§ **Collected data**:

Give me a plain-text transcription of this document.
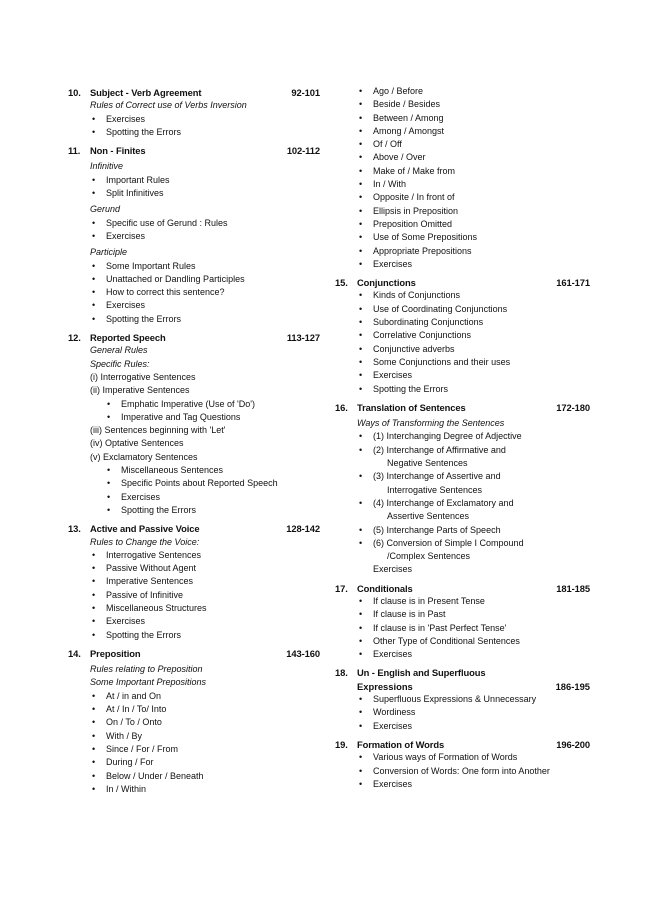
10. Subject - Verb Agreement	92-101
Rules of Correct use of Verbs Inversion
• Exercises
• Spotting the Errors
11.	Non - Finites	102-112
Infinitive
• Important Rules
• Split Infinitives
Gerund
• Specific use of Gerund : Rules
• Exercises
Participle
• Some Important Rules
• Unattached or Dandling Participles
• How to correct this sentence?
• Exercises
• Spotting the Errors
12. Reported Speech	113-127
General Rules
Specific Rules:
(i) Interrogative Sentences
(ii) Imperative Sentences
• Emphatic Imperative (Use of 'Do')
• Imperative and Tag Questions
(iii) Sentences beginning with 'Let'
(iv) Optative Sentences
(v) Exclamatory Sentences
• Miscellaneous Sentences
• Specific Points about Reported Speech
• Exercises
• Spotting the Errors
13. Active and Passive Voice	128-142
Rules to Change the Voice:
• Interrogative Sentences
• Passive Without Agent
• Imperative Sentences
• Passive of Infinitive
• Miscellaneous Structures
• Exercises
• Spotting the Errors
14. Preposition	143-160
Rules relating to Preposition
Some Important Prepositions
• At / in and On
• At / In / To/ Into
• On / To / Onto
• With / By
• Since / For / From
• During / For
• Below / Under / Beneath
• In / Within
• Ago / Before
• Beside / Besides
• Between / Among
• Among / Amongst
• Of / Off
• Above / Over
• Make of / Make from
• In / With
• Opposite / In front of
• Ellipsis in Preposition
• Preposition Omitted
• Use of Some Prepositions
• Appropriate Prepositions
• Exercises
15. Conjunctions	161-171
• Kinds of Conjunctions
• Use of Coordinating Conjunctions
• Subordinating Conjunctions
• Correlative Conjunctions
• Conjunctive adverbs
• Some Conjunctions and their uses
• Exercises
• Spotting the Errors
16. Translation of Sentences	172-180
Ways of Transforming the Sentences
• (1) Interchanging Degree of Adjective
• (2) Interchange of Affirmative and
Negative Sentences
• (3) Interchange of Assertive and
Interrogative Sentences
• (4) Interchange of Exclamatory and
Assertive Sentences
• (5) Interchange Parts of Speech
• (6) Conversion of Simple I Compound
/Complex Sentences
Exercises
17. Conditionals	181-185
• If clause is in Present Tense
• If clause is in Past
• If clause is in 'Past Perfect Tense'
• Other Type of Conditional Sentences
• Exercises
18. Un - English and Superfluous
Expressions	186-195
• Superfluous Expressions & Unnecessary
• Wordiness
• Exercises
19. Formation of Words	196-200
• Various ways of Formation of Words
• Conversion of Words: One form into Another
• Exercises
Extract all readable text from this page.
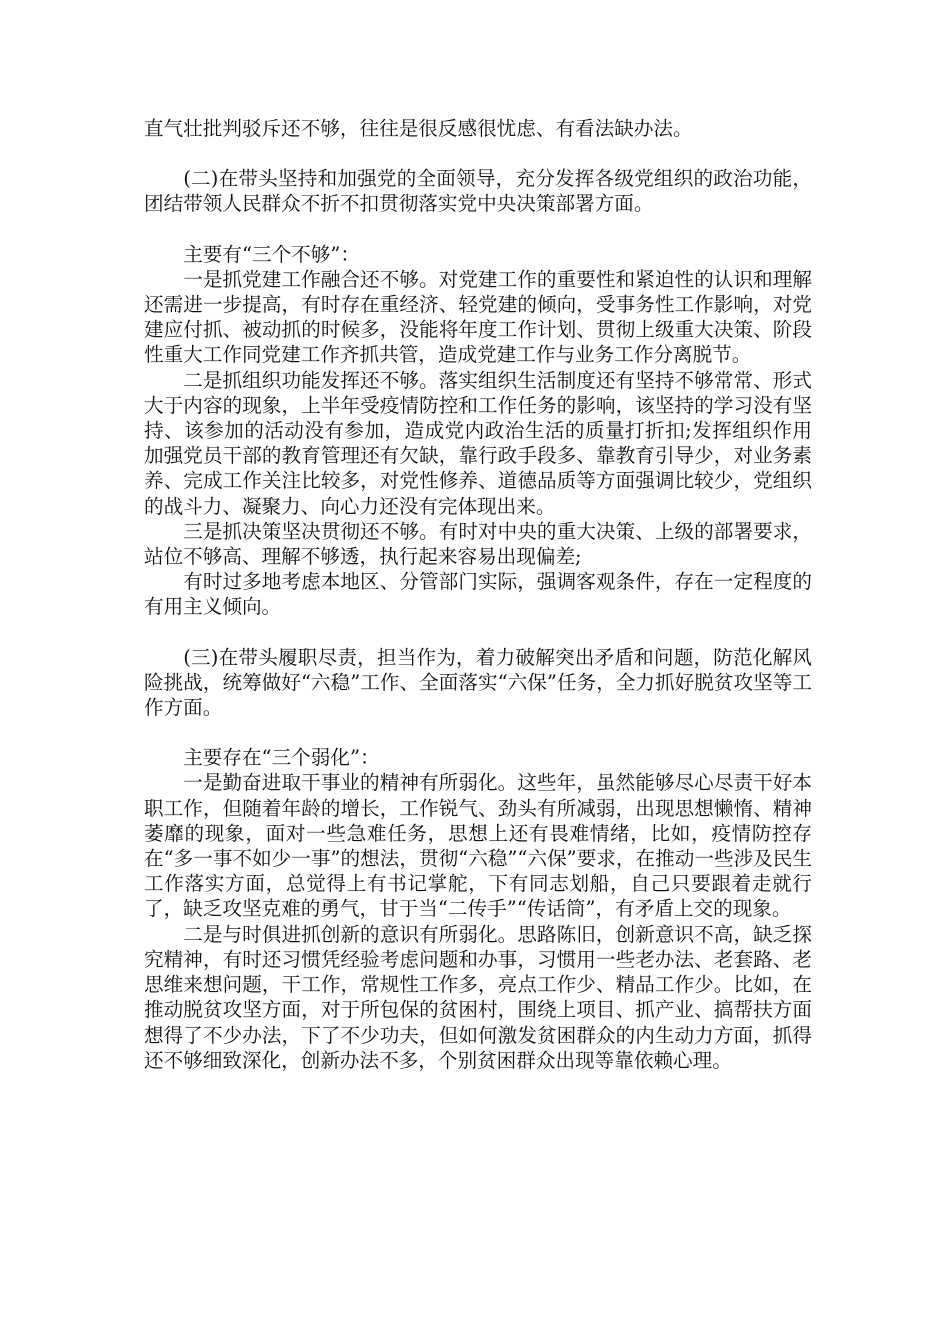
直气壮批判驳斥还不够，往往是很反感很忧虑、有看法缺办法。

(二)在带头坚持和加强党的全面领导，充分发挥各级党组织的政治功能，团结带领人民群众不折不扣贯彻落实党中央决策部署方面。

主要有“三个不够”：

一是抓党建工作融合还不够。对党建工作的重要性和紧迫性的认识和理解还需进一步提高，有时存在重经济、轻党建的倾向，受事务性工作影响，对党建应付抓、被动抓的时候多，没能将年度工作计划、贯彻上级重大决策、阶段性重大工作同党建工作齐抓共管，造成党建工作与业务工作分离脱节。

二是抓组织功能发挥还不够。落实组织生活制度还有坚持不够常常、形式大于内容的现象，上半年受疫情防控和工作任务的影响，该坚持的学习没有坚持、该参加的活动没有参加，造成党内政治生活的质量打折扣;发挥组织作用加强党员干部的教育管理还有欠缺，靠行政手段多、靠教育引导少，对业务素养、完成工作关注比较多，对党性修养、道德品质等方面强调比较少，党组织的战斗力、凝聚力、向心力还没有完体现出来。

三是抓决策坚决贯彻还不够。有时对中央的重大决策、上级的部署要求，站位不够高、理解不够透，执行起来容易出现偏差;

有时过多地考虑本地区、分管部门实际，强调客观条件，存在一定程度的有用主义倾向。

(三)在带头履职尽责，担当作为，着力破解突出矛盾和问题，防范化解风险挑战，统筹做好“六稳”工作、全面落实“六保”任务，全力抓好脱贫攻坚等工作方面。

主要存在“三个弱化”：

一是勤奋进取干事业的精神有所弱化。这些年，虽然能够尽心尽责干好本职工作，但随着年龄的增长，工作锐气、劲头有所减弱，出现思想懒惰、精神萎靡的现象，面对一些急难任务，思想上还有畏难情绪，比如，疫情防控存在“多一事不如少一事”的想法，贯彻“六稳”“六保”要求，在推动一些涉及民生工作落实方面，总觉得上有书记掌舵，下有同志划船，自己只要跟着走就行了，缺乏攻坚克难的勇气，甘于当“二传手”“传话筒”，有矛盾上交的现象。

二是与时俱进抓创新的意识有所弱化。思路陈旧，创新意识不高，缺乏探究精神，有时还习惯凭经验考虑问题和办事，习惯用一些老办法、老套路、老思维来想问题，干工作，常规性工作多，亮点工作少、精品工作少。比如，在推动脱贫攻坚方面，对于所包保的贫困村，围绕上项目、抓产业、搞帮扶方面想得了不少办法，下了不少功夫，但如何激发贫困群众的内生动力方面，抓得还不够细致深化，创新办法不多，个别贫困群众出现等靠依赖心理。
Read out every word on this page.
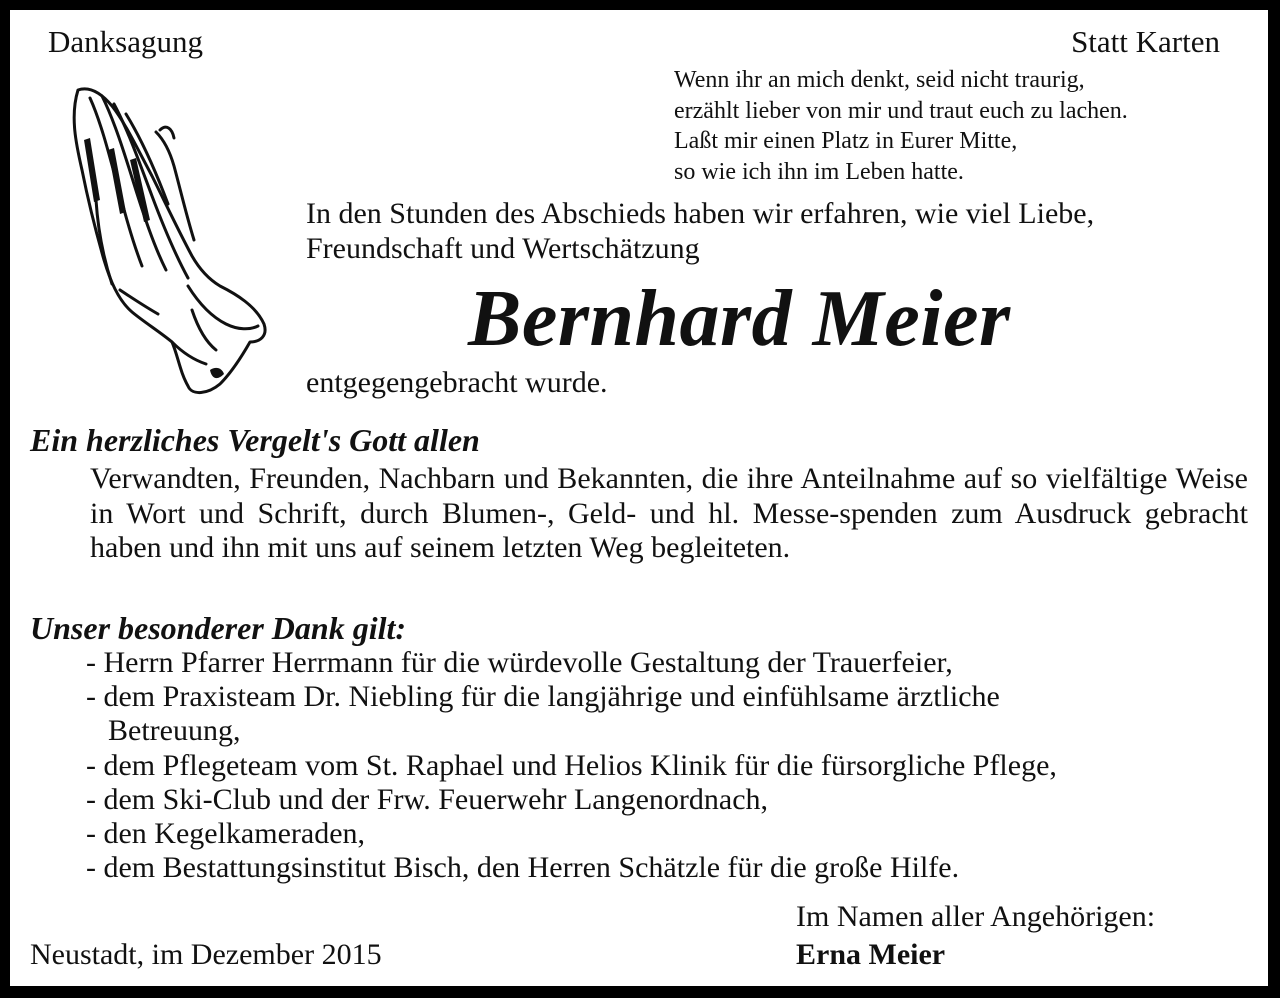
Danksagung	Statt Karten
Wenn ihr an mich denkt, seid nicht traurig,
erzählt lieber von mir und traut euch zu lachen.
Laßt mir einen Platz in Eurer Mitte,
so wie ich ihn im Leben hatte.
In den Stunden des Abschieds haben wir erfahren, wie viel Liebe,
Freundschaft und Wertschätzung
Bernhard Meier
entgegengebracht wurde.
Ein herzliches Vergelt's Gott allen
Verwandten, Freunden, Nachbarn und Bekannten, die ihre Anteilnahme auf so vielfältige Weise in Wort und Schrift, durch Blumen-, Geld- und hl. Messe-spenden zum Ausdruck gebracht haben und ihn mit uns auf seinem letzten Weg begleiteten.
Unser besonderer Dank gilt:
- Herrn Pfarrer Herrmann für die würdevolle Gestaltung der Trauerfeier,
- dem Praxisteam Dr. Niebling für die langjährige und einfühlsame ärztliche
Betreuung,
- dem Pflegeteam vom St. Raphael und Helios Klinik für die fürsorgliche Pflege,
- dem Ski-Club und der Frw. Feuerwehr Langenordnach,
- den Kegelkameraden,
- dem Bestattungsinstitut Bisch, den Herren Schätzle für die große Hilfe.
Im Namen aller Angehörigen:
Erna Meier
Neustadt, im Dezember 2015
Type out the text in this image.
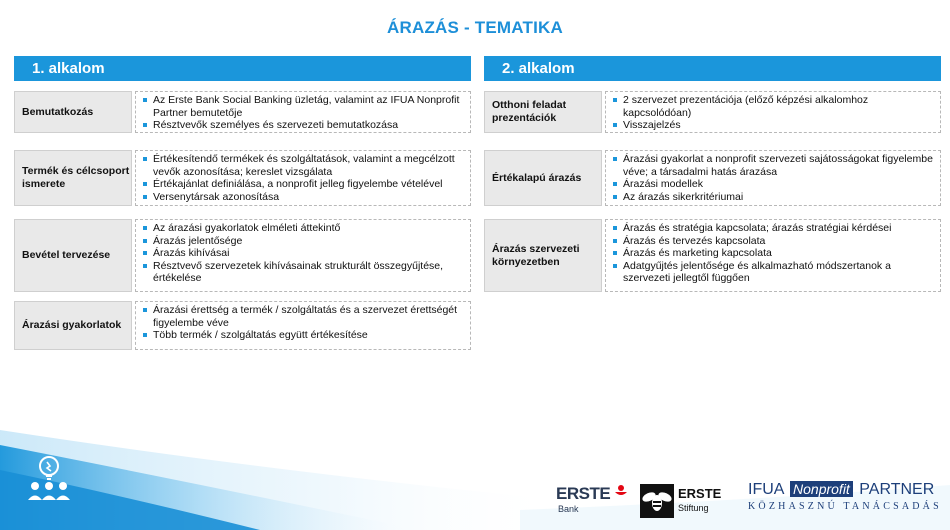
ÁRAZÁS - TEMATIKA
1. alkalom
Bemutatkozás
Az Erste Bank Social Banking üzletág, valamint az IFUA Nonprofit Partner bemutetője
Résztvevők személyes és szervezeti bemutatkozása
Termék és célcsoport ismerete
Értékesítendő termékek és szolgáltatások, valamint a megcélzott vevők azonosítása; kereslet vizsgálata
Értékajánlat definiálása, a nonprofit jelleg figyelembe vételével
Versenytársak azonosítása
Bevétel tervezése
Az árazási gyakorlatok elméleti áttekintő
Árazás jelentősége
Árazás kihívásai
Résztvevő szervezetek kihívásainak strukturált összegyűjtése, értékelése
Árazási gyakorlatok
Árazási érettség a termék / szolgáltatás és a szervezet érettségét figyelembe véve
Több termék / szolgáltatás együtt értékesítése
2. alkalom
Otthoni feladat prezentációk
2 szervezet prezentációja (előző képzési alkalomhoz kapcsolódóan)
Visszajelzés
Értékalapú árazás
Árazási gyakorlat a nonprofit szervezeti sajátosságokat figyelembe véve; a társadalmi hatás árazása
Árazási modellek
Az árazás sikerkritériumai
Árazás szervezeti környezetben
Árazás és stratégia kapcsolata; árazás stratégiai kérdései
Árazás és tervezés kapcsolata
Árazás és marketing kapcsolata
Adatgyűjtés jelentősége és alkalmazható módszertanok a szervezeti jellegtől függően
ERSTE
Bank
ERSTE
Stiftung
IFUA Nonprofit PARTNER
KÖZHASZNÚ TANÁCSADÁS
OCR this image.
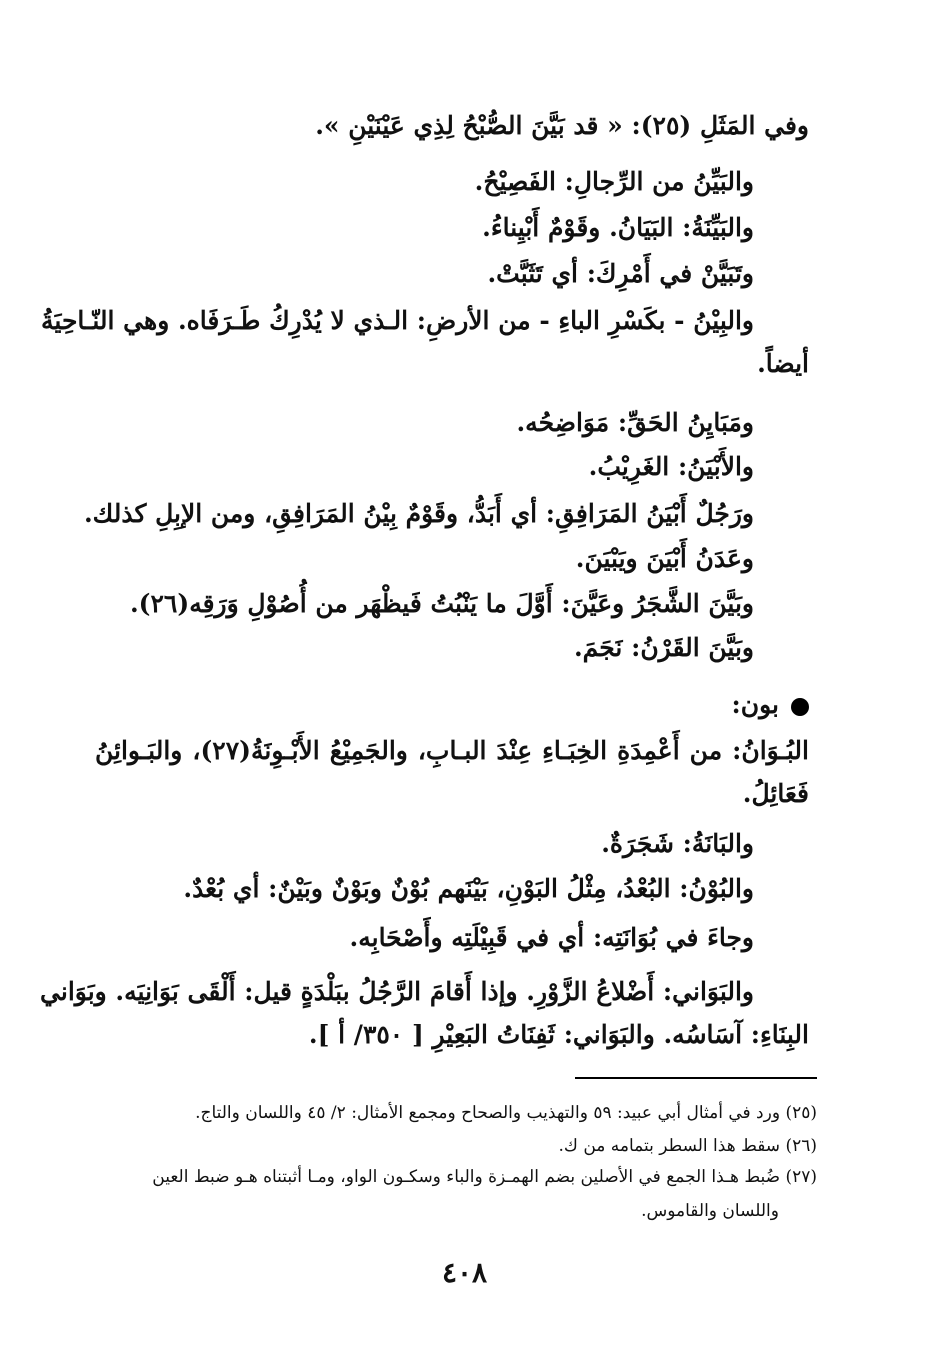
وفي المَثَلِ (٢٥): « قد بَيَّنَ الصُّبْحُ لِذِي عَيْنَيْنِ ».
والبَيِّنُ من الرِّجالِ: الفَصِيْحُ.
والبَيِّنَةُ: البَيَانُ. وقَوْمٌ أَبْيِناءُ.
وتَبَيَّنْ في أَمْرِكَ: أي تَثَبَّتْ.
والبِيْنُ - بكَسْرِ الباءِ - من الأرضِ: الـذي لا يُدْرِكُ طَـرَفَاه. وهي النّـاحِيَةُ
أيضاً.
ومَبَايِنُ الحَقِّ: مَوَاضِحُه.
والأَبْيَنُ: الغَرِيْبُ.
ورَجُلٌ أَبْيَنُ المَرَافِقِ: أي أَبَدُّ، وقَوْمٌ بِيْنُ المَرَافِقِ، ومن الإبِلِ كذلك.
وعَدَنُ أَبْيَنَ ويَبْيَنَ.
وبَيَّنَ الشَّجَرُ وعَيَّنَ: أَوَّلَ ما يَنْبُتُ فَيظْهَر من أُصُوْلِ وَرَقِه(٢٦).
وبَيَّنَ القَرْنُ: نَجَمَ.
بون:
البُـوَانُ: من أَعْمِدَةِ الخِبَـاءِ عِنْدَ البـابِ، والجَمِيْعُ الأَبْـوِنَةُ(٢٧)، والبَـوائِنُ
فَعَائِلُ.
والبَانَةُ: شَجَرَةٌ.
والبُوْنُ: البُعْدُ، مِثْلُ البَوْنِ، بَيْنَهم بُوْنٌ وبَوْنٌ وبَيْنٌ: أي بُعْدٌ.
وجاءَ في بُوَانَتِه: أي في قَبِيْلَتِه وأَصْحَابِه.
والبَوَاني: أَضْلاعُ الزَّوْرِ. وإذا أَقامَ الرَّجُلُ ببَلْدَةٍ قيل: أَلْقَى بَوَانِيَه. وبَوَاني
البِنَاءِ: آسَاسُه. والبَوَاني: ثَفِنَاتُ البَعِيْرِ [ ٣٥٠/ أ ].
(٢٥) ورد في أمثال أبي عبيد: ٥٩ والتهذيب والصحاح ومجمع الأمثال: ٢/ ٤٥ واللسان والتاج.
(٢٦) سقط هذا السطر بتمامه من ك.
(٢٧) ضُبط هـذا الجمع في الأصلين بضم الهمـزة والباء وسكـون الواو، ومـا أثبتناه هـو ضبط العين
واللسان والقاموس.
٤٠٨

§ **Written exercise**: Copy out every line holding the string "Assertive".

§ **Completed exercise**:
• (3) Interchange of Assertive and
Assertive Sentences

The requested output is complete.